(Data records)
============================================================

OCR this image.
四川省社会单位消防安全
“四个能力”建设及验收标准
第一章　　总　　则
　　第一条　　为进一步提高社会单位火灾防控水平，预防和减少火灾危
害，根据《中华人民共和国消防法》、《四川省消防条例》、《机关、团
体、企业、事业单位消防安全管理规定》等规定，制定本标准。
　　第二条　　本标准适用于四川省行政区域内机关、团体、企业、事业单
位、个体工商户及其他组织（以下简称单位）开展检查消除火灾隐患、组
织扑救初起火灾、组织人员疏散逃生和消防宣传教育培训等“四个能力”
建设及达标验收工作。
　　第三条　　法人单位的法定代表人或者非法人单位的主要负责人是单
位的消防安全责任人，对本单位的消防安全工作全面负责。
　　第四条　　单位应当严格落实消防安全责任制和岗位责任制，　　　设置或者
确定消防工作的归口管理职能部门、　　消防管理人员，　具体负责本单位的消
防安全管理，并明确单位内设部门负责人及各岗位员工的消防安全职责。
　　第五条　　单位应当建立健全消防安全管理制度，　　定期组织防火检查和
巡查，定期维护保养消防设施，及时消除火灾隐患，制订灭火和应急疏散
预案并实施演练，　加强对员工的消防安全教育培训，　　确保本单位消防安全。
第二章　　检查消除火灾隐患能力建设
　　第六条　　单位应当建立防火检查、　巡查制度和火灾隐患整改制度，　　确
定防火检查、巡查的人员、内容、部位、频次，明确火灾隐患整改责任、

============================================================

### Required work
Look through the lines above and collect those with the word "四个能力".

### Exercise result
“四个能力”建设及验收标准
织扑救初起火灾、组织人员疏散逃生和消防宣传教育培训等“四个能力”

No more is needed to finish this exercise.